[Records from a data collection]
================

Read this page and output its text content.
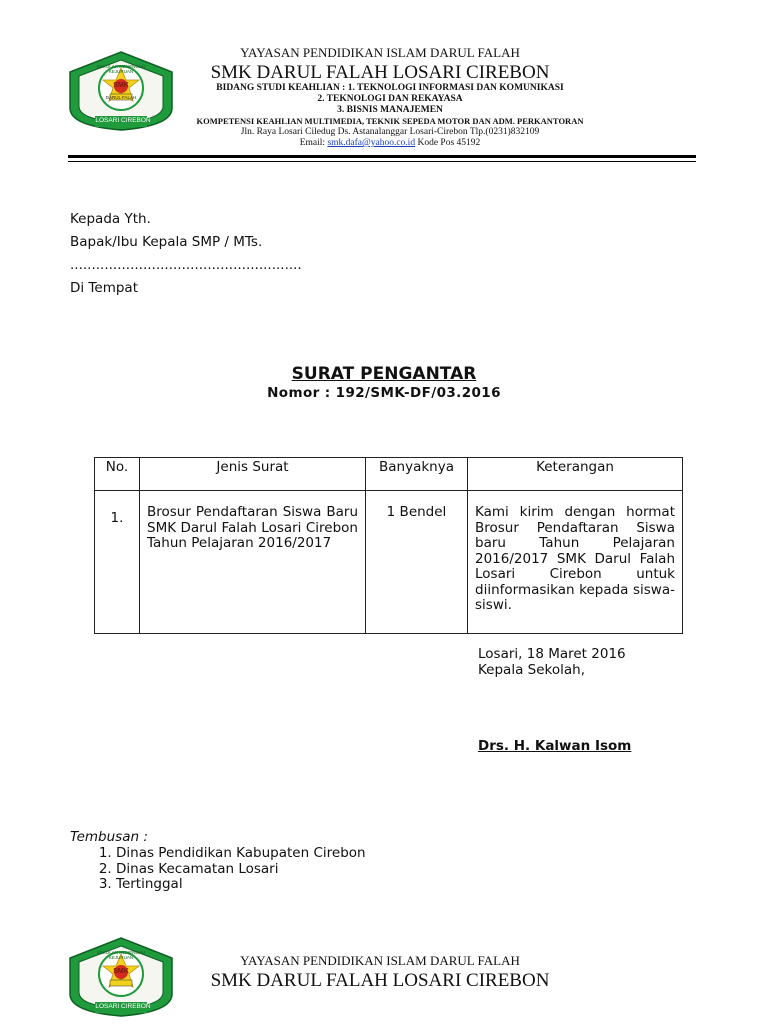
SMK
DARUL FALAH
SEKOLAH MENENGAH KEJURUAN
LOSARI CIREBON
YAYASAN PENDIDIKAN ISLAM DARUL FALAH
SMK DARUL FALAH LOSARI CIREBON
BIDANG STUDI KEAHLIAN : 1. TEKNOLOGI INFORMASI DAN KOMUNIKASI
2. TEKNOLOGI DAN REKAYASA
3. BISNIS MANAJEMEN
KOMPETENSI KEAHLIAN MULTIMEDIA, TEKNIK SEPEDA MOTOR DAN ADM. PERKANTORAN
Jln. Raya Losari Ciledug Ds. Astanalanggar Losari-Cirebon Tlp.(0231)832109
Email: smk.dafa@yahoo.co.id Kode Pos 45192
Kepada Yth.
Bapak/Ibu Kepala SMP / MTs.
......................................................
Di Tempat
SURAT PENGANTAR
Nomor : 192/SMK-DF/03.2016
No.	Jenis Surat	Banyaknya	Keterangan
1.	Brosur Pendaftaran Siswa Baru SMK Darul Falah Losari Cirebon Tahun Pelajaran 2016/2017	1 Bendel	Kami kirim dengan hormat Brosur Pendaftaran Siswa baru Tahun Pelajaran 2016/2017 SMK Darul Falah Losari Cirebon untuk diinformasikan kepada siswa-siswi.
Losari, 18 Maret 2016
Kepala Sekolah,
Drs. H. Kalwan Isom
Tembusan :
1. Dinas Pendidikan Kabupaten Cirebon
2. Dinas Kecamatan Losari
3. Tertinggal
SMK
SEKOLAH MENENGAH KEJURUAN
LOSARI CIREBON
YAYASAN PENDIDIKAN ISLAM DARUL FALAH
SMK DARUL FALAH LOSARI CIREBON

================

[WORK TO BE COMPLETED] Transcribe every line in the entries above, taking out only the images.

[RESULT OF THIS EXERCISE]
Read this page and output its text content.
SMK
DARUL FALAH
SEKOLAH MENENGAH KEJURUAN
LOSARI CIREBON
YAYASAN PENDIDIKAN ISLAM DARUL FALAH
SMK DARUL FALAH LOSARI CIREBON
BIDANG STUDI KEAHLIAN : 1. TEKNOLOGI INFORMASI DAN KOMUNIKASI
2. TEKNOLOGI DAN REKAYASA
3. BISNIS MANAJEMEN
KOMPETENSI KEAHLIAN MULTIMEDIA, TEKNIK SEPEDA MOTOR DAN ADM. PERKANTORAN
Jln. Raya Losari Ciledug Ds. Astanalanggar Losari-Cirebon Tlp.(0231)832109
Email: smk.dafa@yahoo.co.id Kode Pos 45192
Kepada Yth.
Bapak/Ibu Kepala SMP / MTs.
......................................................
Di Tempat
SURAT PENGANTAR
Nomor : 192/SMK-DF/03.2016
No.	Jenis Surat	Banyaknya	Keterangan
1.	Brosur Pendaftaran Siswa Baru SMK Darul Falah Losari Cirebon Tahun Pelajaran 2016/2017	1 Bendel	Kami kirim dengan hormat Brosur Pendaftaran Siswa baru Tahun Pelajaran 2016/2017 SMK Darul Falah Losari Cirebon untuk diinformasikan kepada siswa-siswi.
Losari, 18 Maret 2016
Kepala Sekolah,
Drs. H. Kalwan Isom
Tembusan :
1. Dinas Pendidikan Kabupaten Cirebon
2. Dinas Kecamatan Losari
3. Tertinggal
SMK
SEKOLAH MENENGAH KEJURUAN
LOSARI CIREBON
YAYASAN PENDIDIKAN ISLAM DARUL FALAH
SMK DARUL FALAH LOSARI CIREBON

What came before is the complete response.